Stored entries
———

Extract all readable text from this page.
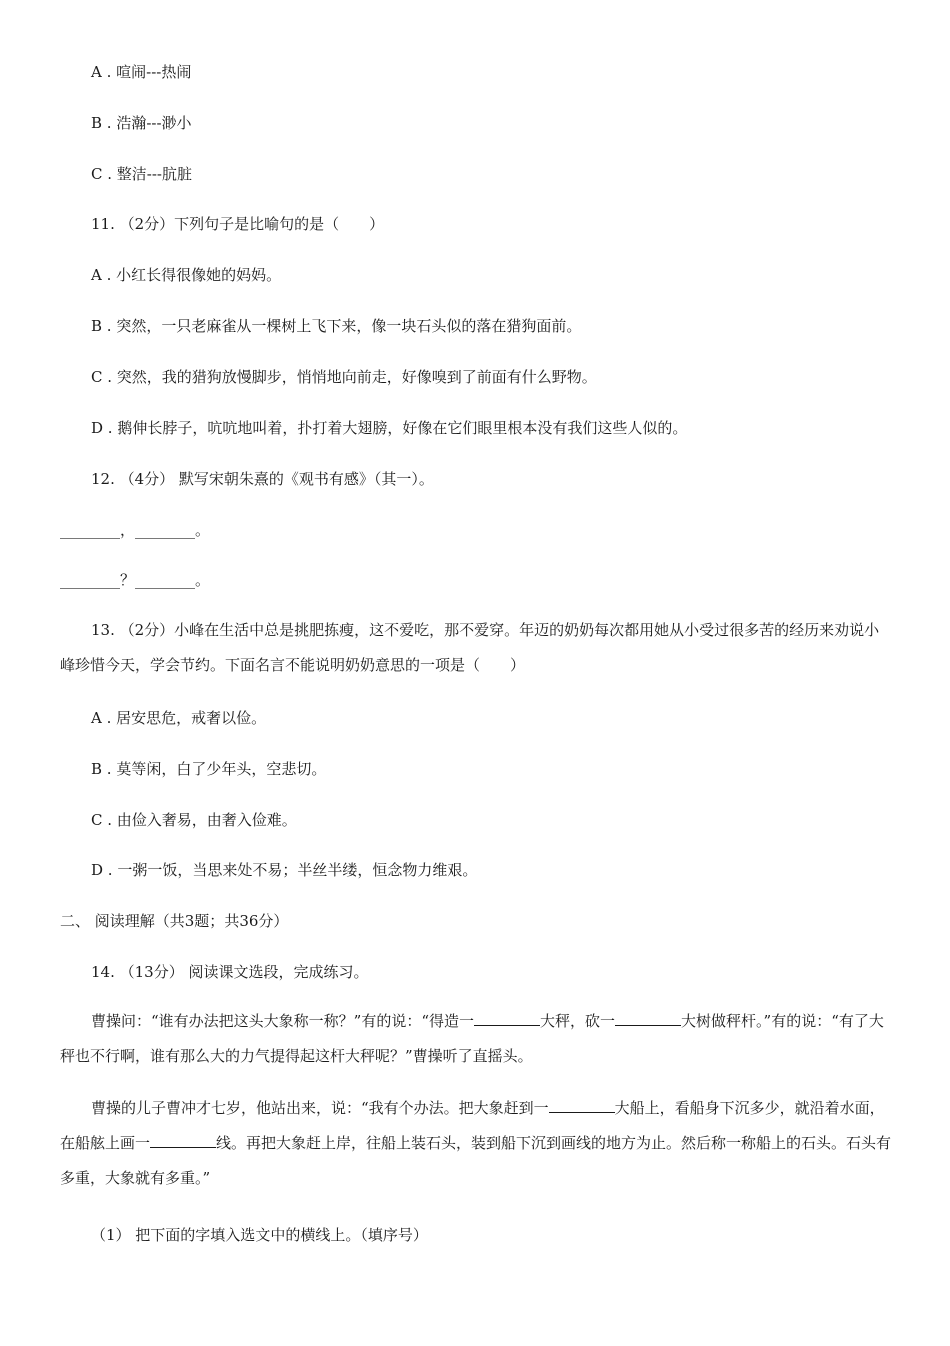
A . 喧闹---热闹
B . 浩瀚---渺小
C . 整洁---肮脏
11. （2分）下列句子是比喻句的是（　　）
A . 小红长得很像她的妈妈。
B . 突然，一只老麻雀从一棵树上飞下来，像一块石头似的落在猎狗面前。
C . 突然，我的猎狗放慢脚步，悄悄地向前走，好像嗅到了前面有什么野物。
D . 鹅伸长脖子，吭吭地叫着，扑打着大翅膀，好像在它们眼里根本没有我们这些人似的。
12. （4分） 默写宋朝朱熹的《观书有感》（其一）。
________，________。
________？________。
13. （2分）小峰在生活中总是挑肥拣瘦，这不爱吃，那不爱穿。年迈的奶奶每次都用她从小受过很多苦的经历来劝说小峰珍惜今天，学会节约。下面名言不能说明奶奶意思的一项是（　　）
A . 居安思危，戒奢以俭。
B . 莫等闲，白了少年头，空悲切。
C . 由俭入奢易，由奢入俭难。
D . 一粥一饭，当思来处不易；半丝半缕，恒念物力维艰。
二、 阅读理解（共3题；共36分）
14. （13分） 阅读课文选段，完成练习。
曹操问：“谁有办法把这头大象称一称？”有的说：“得造一	大秤，砍一	大树做秤杆。”有的说：“有了大秤也不行啊，谁有那么大的力气提得起这杆大秤呢？”曹操听了直摇头。
曹操的儿子曹冲才七岁，他站出来，说：“我有个办法。把大象赶到一	大船上，看船身下沉多少，就沿着水面，在船舷上画一	线。再把大象赶上岸，往船上装石头，装到船下沉到画线的地方为止。然后称一称船上的石头。石头有多重，大象就有多重。”
（1） 把下面的字填入选文中的横线上。（填序号）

———

## Aim
Each record above should be copied character for character, with pictures dropped.

## Reply to the task
Extract all readable text from this page.
A . 喧闹---热闹
B . 浩瀚---渺小
C . 整洁---肮脏
11. （2分）下列句子是比喻句的是（　　）
A . 小红长得很像她的妈妈。
B . 突然，一只老麻雀从一棵树上飞下来，像一块石头似的落在猎狗面前。
C . 突然，我的猎狗放慢脚步，悄悄地向前走，好像嗅到了前面有什么野物。
D . 鹅伸长脖子，吭吭地叫着，扑打着大翅膀，好像在它们眼里根本没有我们这些人似的。
12. （4分） 默写宋朝朱熹的《观书有感》（其一）。
________，________。
________？________。
13. （2分）小峰在生活中总是挑肥拣瘦，这不爱吃，那不爱穿。年迈的奶奶每次都用她从小受过很多苦的经历来劝说小峰珍惜今天，学会节约。下面名言不能说明奶奶意思的一项是（　　）
A . 居安思危，戒奢以俭。
B . 莫等闲，白了少年头，空悲切。
C . 由俭入奢易，由奢入俭难。
D . 一粥一饭，当思来处不易；半丝半缕，恒念物力维艰。
二、 阅读理解（共3题；共36分）
14. （13分） 阅读课文选段，完成练习。
曹操问：“谁有办法把这头大象称一称？”有的说：“得造一	大秤，砍一	大树做秤杆。”有的说：“有了大秤也不行啊，谁有那么大的力气提得起这杆大秤呢？”曹操听了直摇头。
曹操的儿子曹冲才七岁，他站出来，说：“我有个办法。把大象赶到一	大船上，看船身下沉多少，就沿着水面，在船舷上画一	线。再把大象赶上岸，往船上装石头，装到船下沉到画线的地方为止。然后称一称船上的石头。石头有多重，大象就有多重。”
（1） 把下面的字填入选文中的横线上。（填序号）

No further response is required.